** Start of Dataset **

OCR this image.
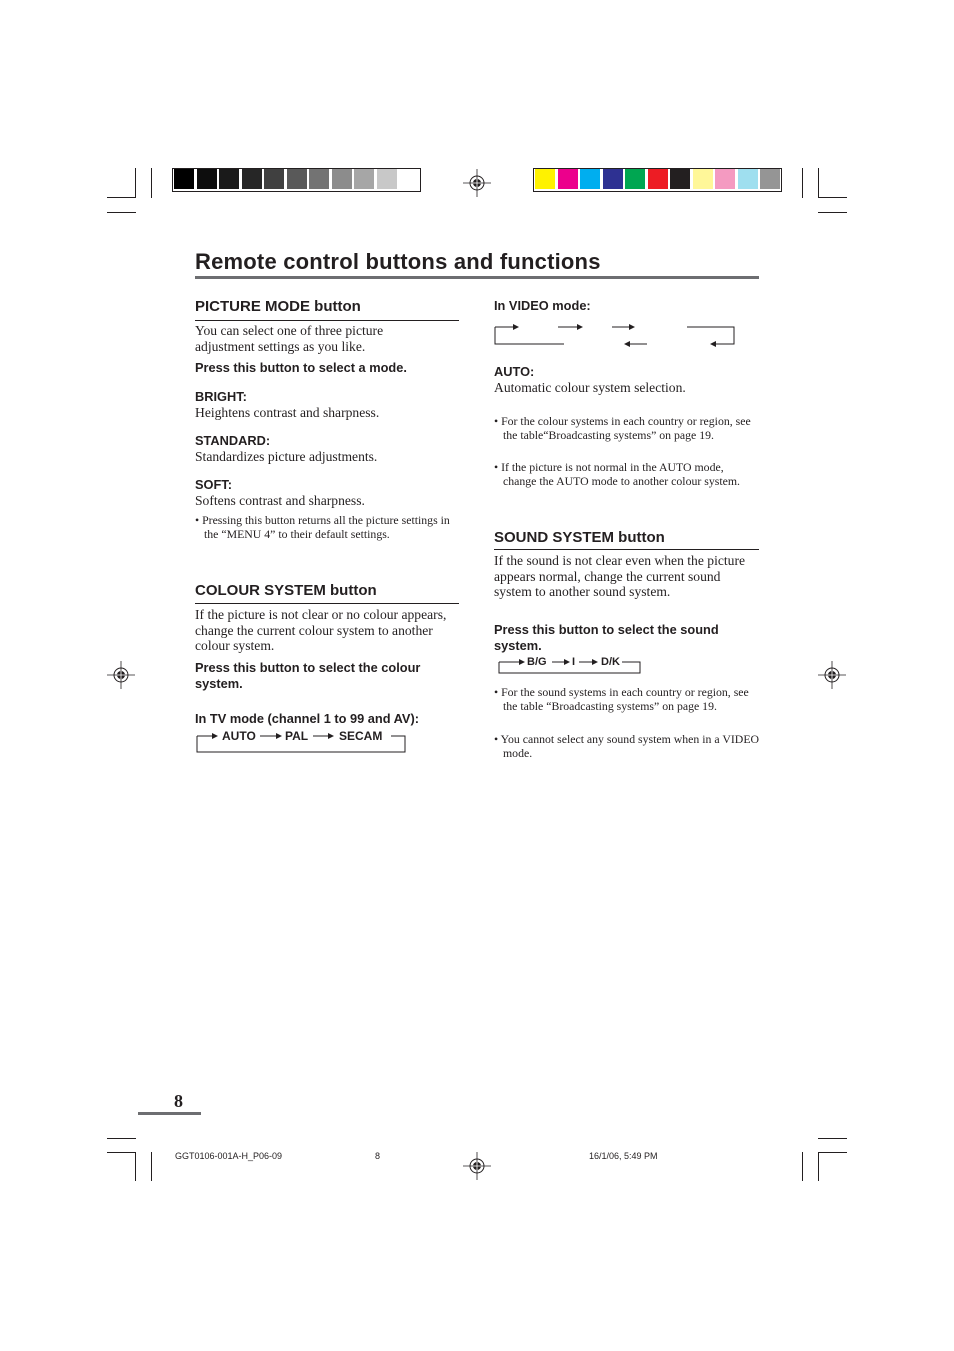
Remote control buttons and functions
PICTURE MODE button
You can select one of three picture adjustment settings as you like.
Press this button to select a mode.
BRIGHT:
Heightens contrast and sharpness.
STANDARD:
Standardizes picture adjustments.
SOFT:
Softens contrast and sharpness.
• Pressing this button returns all the picture settings in the “MENU 4” to their default settings.
COLOUR SYSTEM button
If the picture is not clear or no colour appears, change the current colour system to another colour system.
Press this button to select the colour system.
In TV mode (channel 1 to 99 and AV):
AUTO PAL	SECAM
In VIDEO mode:
AUTO:
Automatic colour system selection.
• For the colour systems in each country or region, see the table“Broadcasting systems” on page 19.
• If the picture is not normal in the AUTO mode, change the AUTO mode to another colour system.
SOUND SYSTEM button
If the sound is not clear even when the picture appears normal, change the current sound system to another sound system.
Press this button to select the sound system.
B/G I D/K
• For the sound systems in each country or region, see the table “Broadcasting systems” on page 19.
• You cannot select any sound system when in a VIDEO mode.
8
GGT0106-001A-H_P06-09	8	16/1/06, 5:49 PM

** End of Dataset **

- Exercise objective
Your task is to repeat the data above exactly while excluding the pictures.

- The reply
OCR this image.
Remote control buttons and functions
PICTURE MODE button
You can select one of three picture adjustment settings as you like.
Press this button to select a mode.
BRIGHT:
Heightens contrast and sharpness.
STANDARD:
Standardizes picture adjustments.
SOFT:
Softens contrast and sharpness.
• Pressing this button returns all the picture settings in the “MENU 4” to their default settings.
COLOUR SYSTEM button
If the picture is not clear or no colour appears, change the current colour system to another colour system.
Press this button to select the colour system.
In TV mode (channel 1 to 99 and AV):
AUTO PAL	SECAM
In VIDEO mode:
AUTO:
Automatic colour system selection.
• For the colour systems in each country or region, see the table“Broadcasting systems” on page 19.
• If the picture is not normal in the AUTO mode, change the AUTO mode to another colour system.
SOUND SYSTEM button
If the sound is not clear even when the picture appears normal, change the current sound system to another sound system.
Press this button to select the sound system.
B/G I D/K
• For the sound systems in each country or region, see the table “Broadcasting systems” on page 19.
• You cannot select any sound system when in a VIDEO mode.
8
GGT0106-001A-H_P06-09	8	16/1/06, 5:49 PM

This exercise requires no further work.